§ **待办事项**:
把下面数据中含有单词“zone”的每一行都摘录出来，区分大小写。

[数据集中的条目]
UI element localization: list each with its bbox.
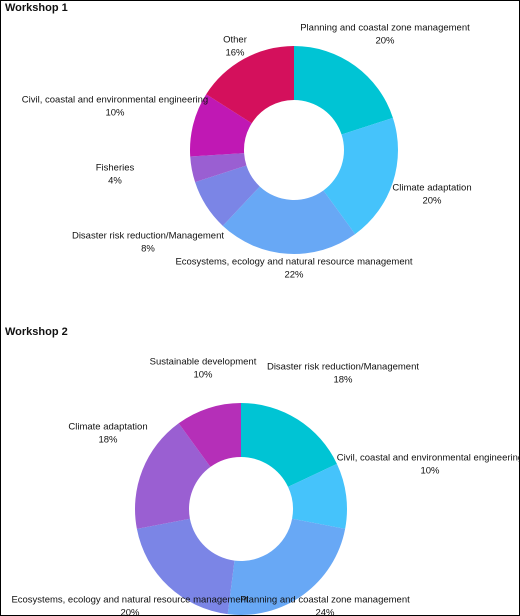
donut-slice — [294, 46, 393, 135]
slice-label: Planning and coastal zone management — [300, 22, 470, 33]
donut-slice — [134, 423, 211, 529]
donut-slice — [136, 518, 235, 615]
slice-value-label: 4% — [108, 175, 122, 186]
slice-label: Sustainable development — [150, 356, 257, 367]
donut-slice — [288, 463, 347, 529]
slice-label: Climate adaptation — [392, 182, 471, 193]
slice-label: Planning and coastal zone management — [240, 594, 410, 605]
slice-value-label: 22% — [284, 269, 304, 280]
slice-value-label: 20% — [422, 195, 442, 206]
donut-slice — [195, 165, 260, 226]
slice-value-label: 18% — [333, 374, 353, 385]
slice-label: Disaster risk reduction/Management — [267, 361, 419, 372]
slice-label: Disaster risk reduction/Management — [72, 230, 224, 241]
donut-slice — [323, 117, 398, 235]
slice-label: Fisheries — [96, 162, 135, 173]
chart-title: Workshop 1 — [5, 2, 68, 14]
slice-value-label: 20% — [120, 607, 140, 616]
chart-title: Workshop 2 — [5, 326, 68, 338]
slice-value-label: 20% — [375, 35, 395, 46]
donut-slice — [241, 403, 337, 487]
slice-label: Ecosystems, ecology and natural resource… — [11, 594, 248, 605]
slice-value-label: 10% — [105, 107, 125, 118]
slice-value-label: 24% — [315, 607, 335, 616]
slice-label: Climate adaptation — [68, 421, 147, 432]
slice-value-label: 10% — [193, 369, 213, 380]
slice-label: Ecosystems, ecology and natural resource… — [175, 256, 412, 267]
donut-slice — [206, 46, 294, 124]
donut-slice — [190, 153, 247, 183]
slice-value-label: 10% — [420, 465, 440, 476]
slice-label: Civil, coastal and environmental enginee… — [337, 452, 520, 463]
donut-slice — [222, 186, 356, 255]
slice-label: Other — [223, 34, 247, 45]
donut-slice — [190, 94, 252, 157]
slice-value-label: 8% — [141, 243, 155, 254]
slice-value-label: 18% — [98, 434, 118, 445]
donut-slice — [178, 403, 241, 467]
slice-label: Civil, coastal and environmental enginee… — [22, 94, 208, 105]
donut-slice — [227, 518, 346, 615]
slice-value-label: 16% — [225, 47, 245, 58]
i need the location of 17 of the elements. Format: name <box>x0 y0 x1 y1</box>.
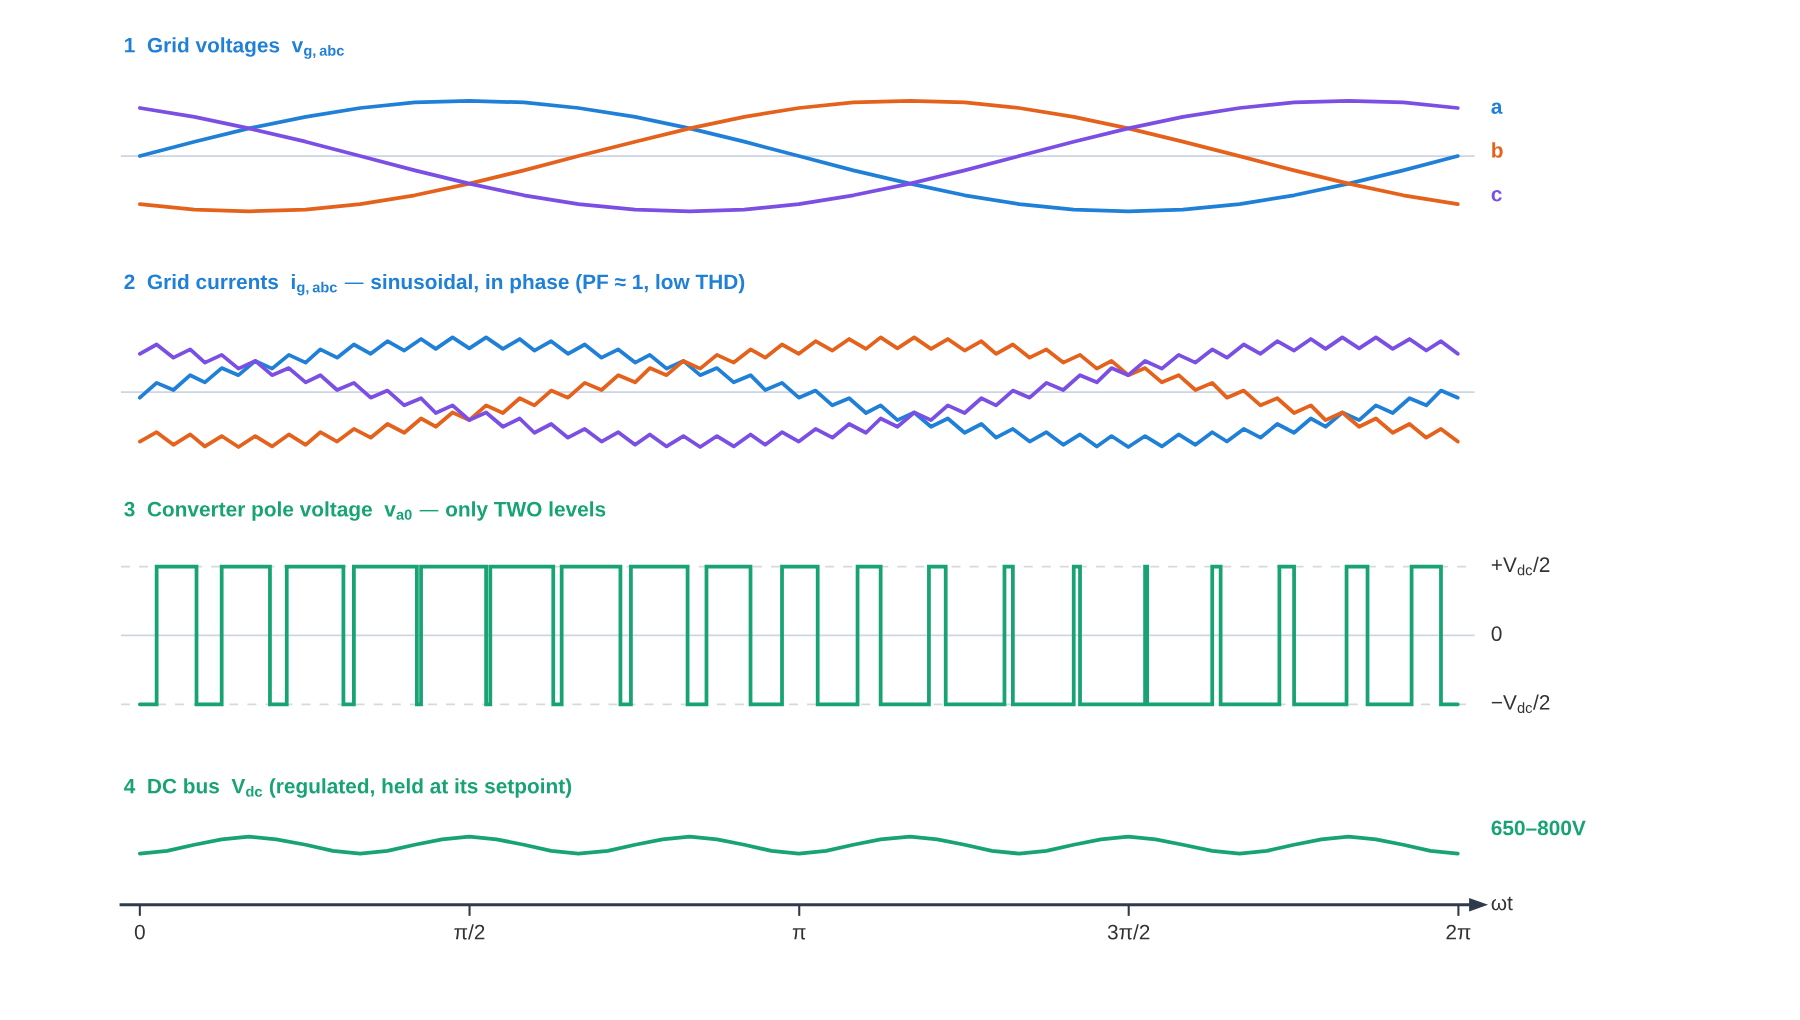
x-tick-label: π <box>792 928 806 940</box>
chart-title: 3 Converter pole voltage v$_{a0}$ — only TWO levels <box>124 501 606 521</box>
ref-line-label: −V$_{dc}$/2 <box>1491 694 1550 714</box>
chart-title: 4 DC bus V$_{dc}$ (regulated, held at its setpoint) <box>124 778 572 798</box>
x-tick-label: 2π <box>1446 924 1471 940</box>
x-tick-label: π/2 <box>454 924 485 940</box>
chart-title: 1 Grid voltages v$_{g,abc}$ <box>125 37 344 59</box>
x-axis-title: ωt <box>1491 896 1513 911</box>
x-tick-label: 0 <box>134 924 145 940</box>
ref-line-label: +V$_{dc}$/2 <box>1491 556 1550 576</box>
text: c <box>1491 190 1502 202</box>
ref-line-label: 0 <box>1491 626 1502 642</box>
text: b <box>1492 142 1503 158</box>
chart-title: 2 Grid currents i$_{g,abc}$ — sinusoidal, in phase (PF ≈ 1, low THD) <box>124 273 745 296</box>
x-tick-label: 3π/2 <box>1107 924 1150 940</box>
text: 650–800V <box>1491 820 1586 836</box>
text: a <box>1491 102 1503 114</box>
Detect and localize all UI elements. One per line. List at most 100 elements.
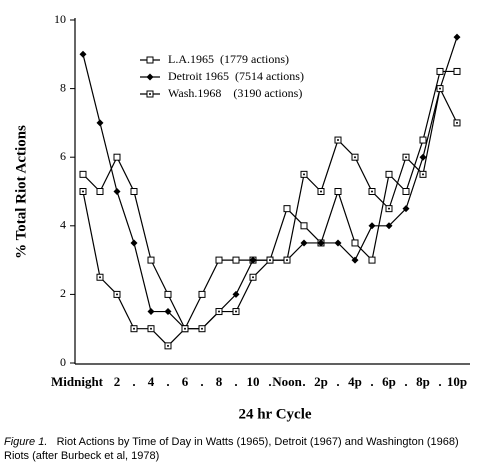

§ **完成的练习**:
slice-label: Planning and coastal zone management — [300, 22, 470, 33]
slice-label: Planning and coastal zone management — [240, 594, 410, 605]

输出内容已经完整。